◆ The task
Go through the listing below and list every line with "manipulator".
:::
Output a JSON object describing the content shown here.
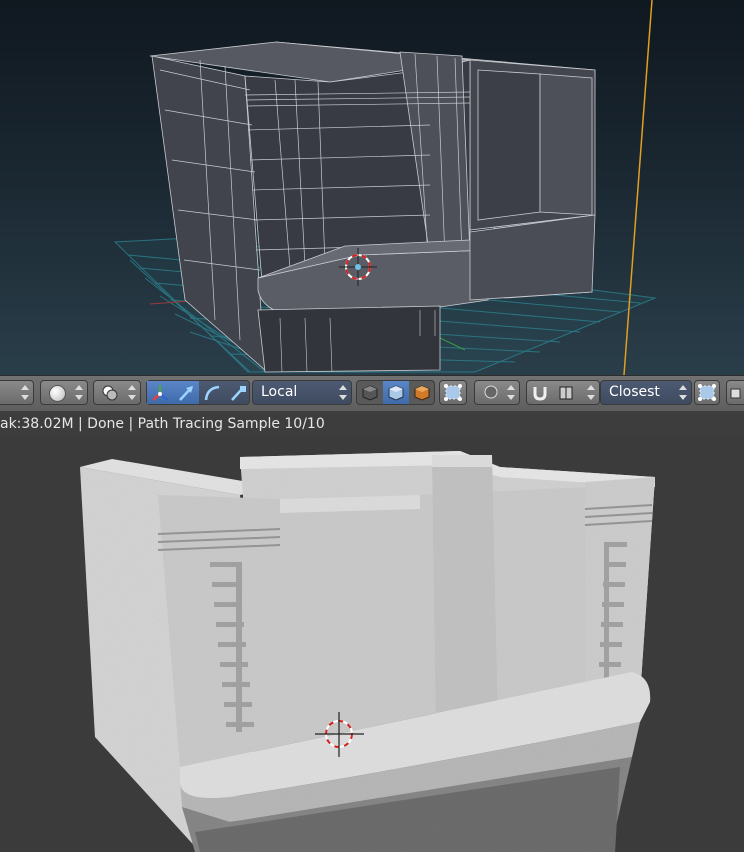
{
  "header": {
    "pivot_select_label": "Local",
    "snap_select_label": "Closest",
    "icons": [
      "vertex-dot-icon",
      "overlay-icon",
      "manipulator-axes-icon",
      "manipulator-translate-icon",
      "manipulator-rotate-icon",
      "manipulator-scale-icon",
      "cube-solid-icon",
      "cube-textured-icon",
      "cube-rendered-icon",
      "pivot-icon",
      "proportional-icon",
      "snap-magnet-icon",
      "snap-element-icon",
      "snap-target-icon",
      "render-region-icon"
    ]
  },
  "status": {
    "text": "ak:38.02M | Done | Path Tracing Sample 10/10"
  },
  "colors": {
    "wire": "#c9cbd0",
    "grid": "#2c7f8c",
    "cursor_red": "#d4211f",
    "accent_active": "#5a86c8"
  }
}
:::
◆ Exercise solution
      "manipulator-axes-icon",
      "manipulator-translate-icon",
      "manipulator-rotate-icon",
      "manipulator-scale-icon",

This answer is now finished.